◆ **Task to carry out**
Reproduce the whole listing, character for character.

◆ **Provided information**

START

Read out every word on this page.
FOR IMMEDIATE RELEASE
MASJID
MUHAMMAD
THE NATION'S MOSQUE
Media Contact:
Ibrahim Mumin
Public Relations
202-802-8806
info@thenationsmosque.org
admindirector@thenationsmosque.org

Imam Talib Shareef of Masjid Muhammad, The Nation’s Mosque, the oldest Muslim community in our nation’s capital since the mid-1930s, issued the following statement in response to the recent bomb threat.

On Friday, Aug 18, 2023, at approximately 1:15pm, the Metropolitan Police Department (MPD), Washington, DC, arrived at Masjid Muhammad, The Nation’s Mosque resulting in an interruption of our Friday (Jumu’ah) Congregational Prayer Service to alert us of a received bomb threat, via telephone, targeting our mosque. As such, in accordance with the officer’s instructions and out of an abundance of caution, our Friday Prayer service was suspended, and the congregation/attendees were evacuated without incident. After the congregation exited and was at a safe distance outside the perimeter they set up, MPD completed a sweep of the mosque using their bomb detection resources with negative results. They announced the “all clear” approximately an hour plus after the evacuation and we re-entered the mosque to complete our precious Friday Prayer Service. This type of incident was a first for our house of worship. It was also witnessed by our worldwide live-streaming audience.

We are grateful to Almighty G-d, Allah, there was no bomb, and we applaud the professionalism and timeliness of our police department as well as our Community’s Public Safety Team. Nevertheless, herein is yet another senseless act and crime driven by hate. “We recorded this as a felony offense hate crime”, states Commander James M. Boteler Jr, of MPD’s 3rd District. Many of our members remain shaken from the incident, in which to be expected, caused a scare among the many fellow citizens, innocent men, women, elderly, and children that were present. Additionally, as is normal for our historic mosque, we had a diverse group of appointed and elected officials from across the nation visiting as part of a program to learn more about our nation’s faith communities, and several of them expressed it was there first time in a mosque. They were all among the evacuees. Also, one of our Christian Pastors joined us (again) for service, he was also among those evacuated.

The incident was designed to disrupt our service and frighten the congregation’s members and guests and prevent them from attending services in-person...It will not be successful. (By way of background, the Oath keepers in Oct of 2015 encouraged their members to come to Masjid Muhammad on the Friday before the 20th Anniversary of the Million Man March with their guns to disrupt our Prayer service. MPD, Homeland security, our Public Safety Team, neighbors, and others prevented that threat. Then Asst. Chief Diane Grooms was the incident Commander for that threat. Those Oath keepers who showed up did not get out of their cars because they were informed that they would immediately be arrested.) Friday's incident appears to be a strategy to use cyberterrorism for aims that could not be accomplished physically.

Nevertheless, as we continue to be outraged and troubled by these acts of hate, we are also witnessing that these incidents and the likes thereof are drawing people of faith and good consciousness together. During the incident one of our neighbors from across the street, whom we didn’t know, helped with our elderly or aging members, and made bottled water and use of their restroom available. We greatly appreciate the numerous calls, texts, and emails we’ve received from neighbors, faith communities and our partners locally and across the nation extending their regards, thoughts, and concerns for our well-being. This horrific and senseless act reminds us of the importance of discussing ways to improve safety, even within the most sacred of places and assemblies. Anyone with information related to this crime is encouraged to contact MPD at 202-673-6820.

END

◆ **Result**
Read out every word on this page.
FOR IMMEDIATE RELEASE
MASJID
MUHAMMAD
THE NATION'S MOSQUE
Media Contact:
Ibrahim Mumin
Public Relations
202-802-8806
info@thenationsmosque.org
admindirector@thenationsmosque.org

Imam Talib Shareef of Masjid Muhammad, The Nation’s Mosque, the oldest Muslim community in our nation’s capital since the mid-1930s, issued the following statement in response to the recent bomb threat.

On Friday, Aug 18, 2023, at approximately 1:15pm, the Metropolitan Police Department (MPD), Washington, DC, arrived at Masjid Muhammad, The Nation’s Mosque resulting in an interruption of our Friday (Jumu’ah) Congregational Prayer Service to alert us of a received bomb threat, via telephone, targeting our mosque. As such, in accordance with the officer’s instructions and out of an abundance of caution, our Friday Prayer service was suspended, and the congregation/attendees were evacuated without incident. After the congregation exited and was at a safe distance outside the perimeter they set up, MPD completed a sweep of the mosque using their bomb detection resources with negative results. They announced the “all clear” approximately an hour plus after the evacuation and we re-entered the mosque to complete our precious Friday Prayer Service. This type of incident was a first for our house of worship. It was also witnessed by our worldwide live-streaming audience.

We are grateful to Almighty G-d, Allah, there was no bomb, and we applaud the professionalism and timeliness of our police department as well as our Community’s Public Safety Team. Nevertheless, herein is yet another senseless act and crime driven by hate. “We recorded this as a felony offense hate crime”, states Commander James M. Boteler Jr, of MPD’s 3rd District. Many of our members remain shaken from the incident, in which to be expected, caused a scare among the many fellow citizens, innocent men, women, elderly, and children that were present. Additionally, as is normal for our historic mosque, we had a diverse group of appointed and elected officials from across the nation visiting as part of a program to learn more about our nation’s faith communities, and several of them expressed it was there first time in a mosque. They were all among the evacuees. Also, one of our Christian Pastors joined us (again) for service, he was also among those evacuated.

The incident was designed to disrupt our service and frighten the congregation’s members and guests and prevent them from attending services in-person...It will not be successful. (By way of background, the Oath keepers in Oct of 2015 encouraged their members to come to Masjid Muhammad on the Friday before the 20th Anniversary of the Million Man March with their guns to disrupt our Prayer service. MPD, Homeland security, our Public Safety Team, neighbors, and others prevented that threat. Then Asst. Chief Diane Grooms was the incident Commander for that threat. Those Oath keepers who showed up did not get out of their cars because they were informed that they would immediately be arrested.) Friday's incident appears to be a strategy to use cyberterrorism for aims that could not be accomplished physically.

Nevertheless, as we continue to be outraged and troubled by these acts of hate, we are also witnessing that these incidents and the likes thereof are drawing people of faith and good consciousness together. During the incident one of our neighbors from across the street, whom we didn’t know, helped with our elderly or aging members, and made bottled water and use of their restroom available. We greatly appreciate the numerous calls, texts, and emails we’ve received from neighbors, faith communities and our partners locally and across the nation extending their regards, thoughts, and concerns for our well-being. This horrific and senseless act reminds us of the importance of discussing ways to improve safety, even within the most sacred of places and assemblies. Anyone with information related to this crime is encouraged to contact MPD at 202-673-6820.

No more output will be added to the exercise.